Collected data
= = = =

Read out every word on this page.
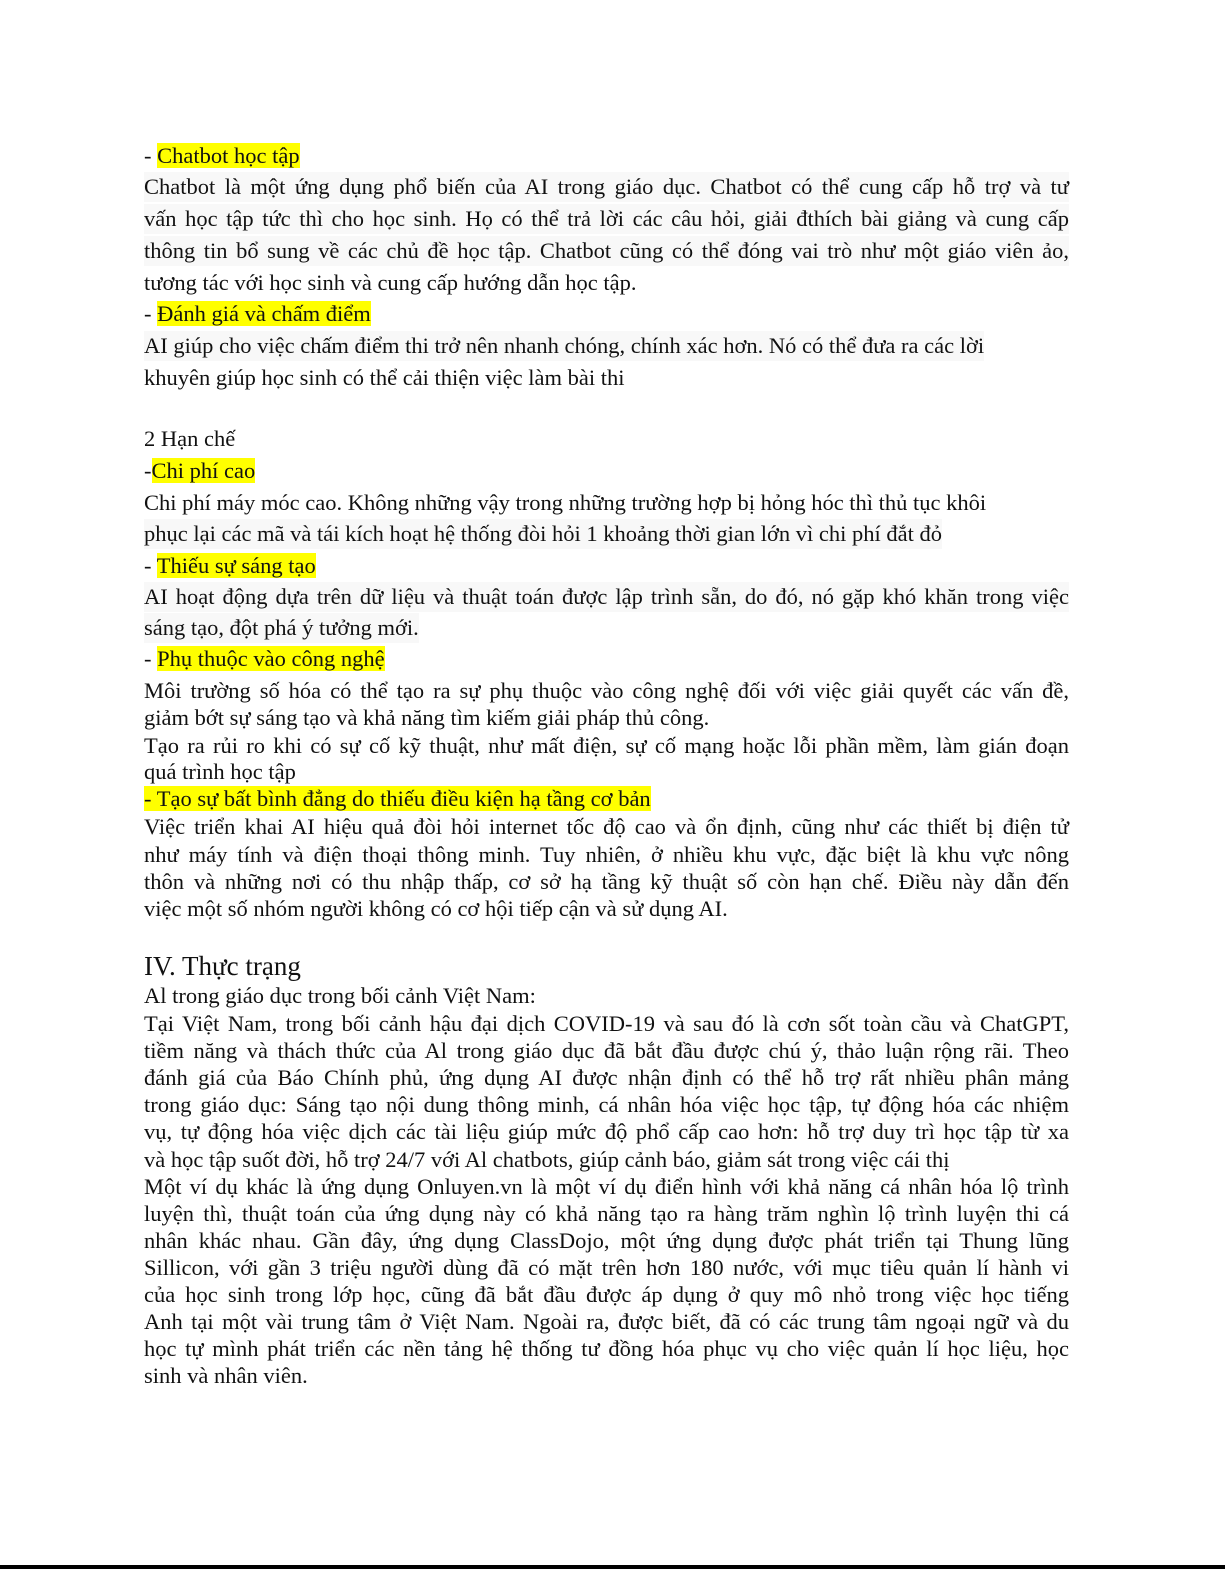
- Chatbot học tập
Chatbot là một ứng dụng phổ biến của AI trong giáo dục. Chatbot có thể cung cấp hỗ trợ và tư
vấn học tập tức thì cho học sinh. Họ có thể trả lời các câu hỏi, giải đthích bài giảng và cung cấp
thông tin bổ sung về các chủ đề học tập. Chatbot cũng có thể đóng vai trò như một giáo viên ảo,
tương tác với học sinh và cung cấp hướng dẫn học tập.
- Đánh giá và chấm điểm
AI giúp cho việc chấm điểm thi trở nên nhanh chóng, chính xác hơn. Nó có thể đưa ra các lời
khuyên giúp học sinh có thể cải thiện việc làm bài thi
2 Hạn chế
-Chi phí cao
Chi phí máy móc cao. Không những vậy trong những trường hợp bị hỏng hóc thì thủ tục khôi
phục lại các mã và tái kích hoạt hệ thống đòi hỏi 1 khoảng thời gian lớn vì chi phí đắt đỏ
- Thiếu sự sáng tạo
AI hoạt động dựa trên dữ liệu và thuật toán được lập trình sẵn, do đó, nó gặp khó khăn trong việc
sáng tạo, đột phá ý tưởng mới.
- Phụ thuộc vào công nghệ
Môi trường số hóa có thể tạo ra sự phụ thuộc vào công nghệ đối với việc giải quyết các vấn đề,
giảm bớt sự sáng tạo và khả năng tìm kiếm giải pháp thủ công.
Tạo ra rủi ro khi có sự cố kỹ thuật, như mất điện, sự cố mạng hoặc lỗi phần mềm, làm gián đoạn
quá trình học tập
- Tạo sự bất bình đẳng do thiếu điều kiện hạ tầng cơ bản
Việc triển khai AI hiệu quả đòi hỏi internet tốc độ cao và ổn định, cũng như các thiết bị điện tử
như máy tính và điện thoại thông minh. Tuy nhiên, ở nhiều khu vực, đặc biệt là khu vực nông
thôn và những nơi có thu nhập thấp, cơ sở hạ tầng kỹ thuật số còn hạn chế. Điều này dẫn đến
việc một số nhóm người không có cơ hội tiếp cận và sử dụng AI.
IV. Thực trạng
Al trong giáo dục trong bối cảnh Việt Nam:
Tại Việt Nam, trong bối cảnh hậu đại dịch COVID-19 và sau đó là cơn sốt toàn cầu và ChatGPT,
tiềm năng và thách thức của Al trong giáo dục đã bắt đầu được chú ý, thảo luận rộng rãi. Theo
đánh giá của Báo Chính phủ, ứng dụng AI được nhận định có thể hỗ trợ rất nhiều phân mảng
trong giáo dục: Sáng tạo nội dung thông minh, cá nhân hóa việc học tập, tự động hóa các nhiệm
vụ, tự động hóa việc dịch các tài liệu giúp mức độ phổ cấp cao hơn: hỗ trợ duy trì học tập từ xa
và học tập suốt đời, hỗ trợ 24/7 với Al chatbots, giúp cảnh báo, giảm sát trong việc cái thị
Một ví dụ khác là ứng dụng Onluyen.vn là một ví dụ điển hình với khả năng cá nhân hóa lộ trình
luyện thì, thuật toán của ứng dụng này có khả năng tạo ra hàng trăm nghìn lộ trình luyện thi cá
nhân khác nhau. Gần đây, ứng dụng ClassDojo, một ứng dụng được phát triển tại Thung lũng
Sillicon, với gần 3 triệu người dùng đã có mặt trên hơn 180 nước, với mục tiêu quản lí hành vi
của học sinh trong lớp học, cũng đã bắt đầu được áp dụng ở quy mô nhỏ trong việc học tiếng
Anh tại một vài trung tâm ở Việt Nam. Ngoài ra, được biết, đã có các trung tâm ngoại ngữ và du
học tự mình phát triển các nền tảng hệ thống tư đồng hóa phục vụ cho việc quản lí học liệu, học
sinh và nhân viên.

= = = =

## Set exercise
Search the data above for the word "giúp", then gather each line in which it appears.

## Result of this exercise
AI giúp cho việc chấm điểm thi trở nên nhanh chóng, chính xác hơn. Nó có thể đưa ra các lời
khuyên giúp học sinh có thể cải thiện việc làm bài thi
vụ, tự động hóa việc dịch các tài liệu giúp mức độ phổ cấp cao hơn: hỗ trợ duy trì học tập từ xa
và học tập suốt đời, hỗ trợ 24/7 với Al chatbots, giúp cảnh báo, giảm sát trong việc cái thị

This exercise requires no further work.